◆ Short task ◆
Tell me how many lines hold "Danmark", please, using only the number.

──────── Records provided

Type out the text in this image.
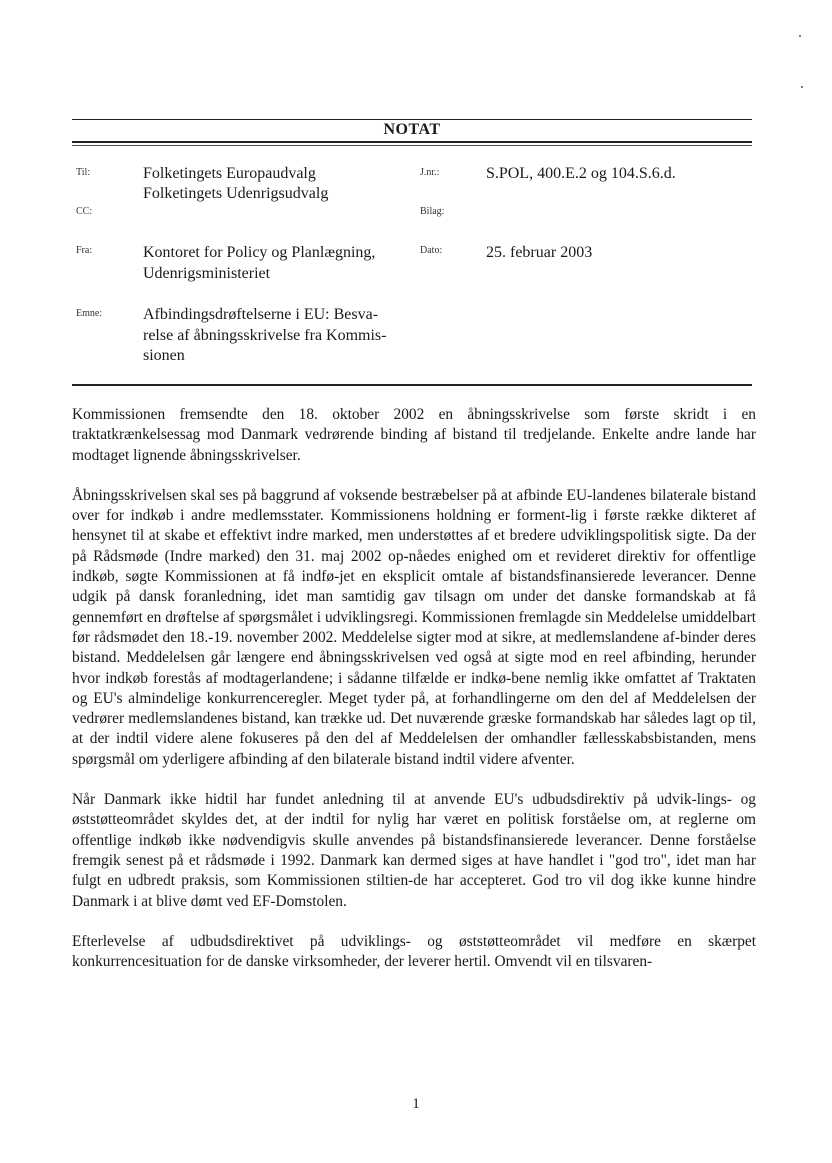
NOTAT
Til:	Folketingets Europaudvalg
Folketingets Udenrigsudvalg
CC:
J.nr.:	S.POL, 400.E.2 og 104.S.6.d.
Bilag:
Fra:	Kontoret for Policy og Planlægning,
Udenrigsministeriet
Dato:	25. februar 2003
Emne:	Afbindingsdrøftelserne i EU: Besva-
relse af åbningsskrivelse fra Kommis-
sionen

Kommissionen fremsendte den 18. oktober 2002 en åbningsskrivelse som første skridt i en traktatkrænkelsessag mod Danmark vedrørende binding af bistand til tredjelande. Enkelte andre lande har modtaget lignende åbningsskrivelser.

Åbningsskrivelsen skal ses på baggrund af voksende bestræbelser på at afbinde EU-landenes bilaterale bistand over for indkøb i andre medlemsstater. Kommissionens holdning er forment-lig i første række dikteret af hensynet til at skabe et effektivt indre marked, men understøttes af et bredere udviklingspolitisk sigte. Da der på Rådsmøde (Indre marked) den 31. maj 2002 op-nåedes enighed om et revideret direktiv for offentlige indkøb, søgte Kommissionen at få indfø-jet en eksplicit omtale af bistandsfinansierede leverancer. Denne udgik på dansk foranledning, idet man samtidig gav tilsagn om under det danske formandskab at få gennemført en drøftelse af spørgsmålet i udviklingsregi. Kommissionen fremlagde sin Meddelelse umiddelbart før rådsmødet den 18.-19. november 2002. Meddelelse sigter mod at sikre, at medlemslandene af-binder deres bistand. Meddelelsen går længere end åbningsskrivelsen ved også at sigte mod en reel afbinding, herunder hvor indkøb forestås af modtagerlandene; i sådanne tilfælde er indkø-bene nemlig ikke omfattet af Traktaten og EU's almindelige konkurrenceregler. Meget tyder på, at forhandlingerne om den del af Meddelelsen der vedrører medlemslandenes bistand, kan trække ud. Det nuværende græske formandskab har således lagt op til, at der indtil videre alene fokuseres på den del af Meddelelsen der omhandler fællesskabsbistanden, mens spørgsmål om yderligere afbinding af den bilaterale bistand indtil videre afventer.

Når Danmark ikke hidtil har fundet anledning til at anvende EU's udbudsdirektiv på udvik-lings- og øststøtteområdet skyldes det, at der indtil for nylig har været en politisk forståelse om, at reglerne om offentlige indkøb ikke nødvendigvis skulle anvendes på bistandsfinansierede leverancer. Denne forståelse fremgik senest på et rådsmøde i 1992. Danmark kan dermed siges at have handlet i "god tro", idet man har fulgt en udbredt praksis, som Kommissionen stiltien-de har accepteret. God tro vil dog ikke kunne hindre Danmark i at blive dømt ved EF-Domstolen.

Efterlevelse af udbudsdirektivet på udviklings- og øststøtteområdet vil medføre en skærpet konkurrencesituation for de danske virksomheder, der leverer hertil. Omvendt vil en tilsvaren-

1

────────────────

◆ Correct result ◆
2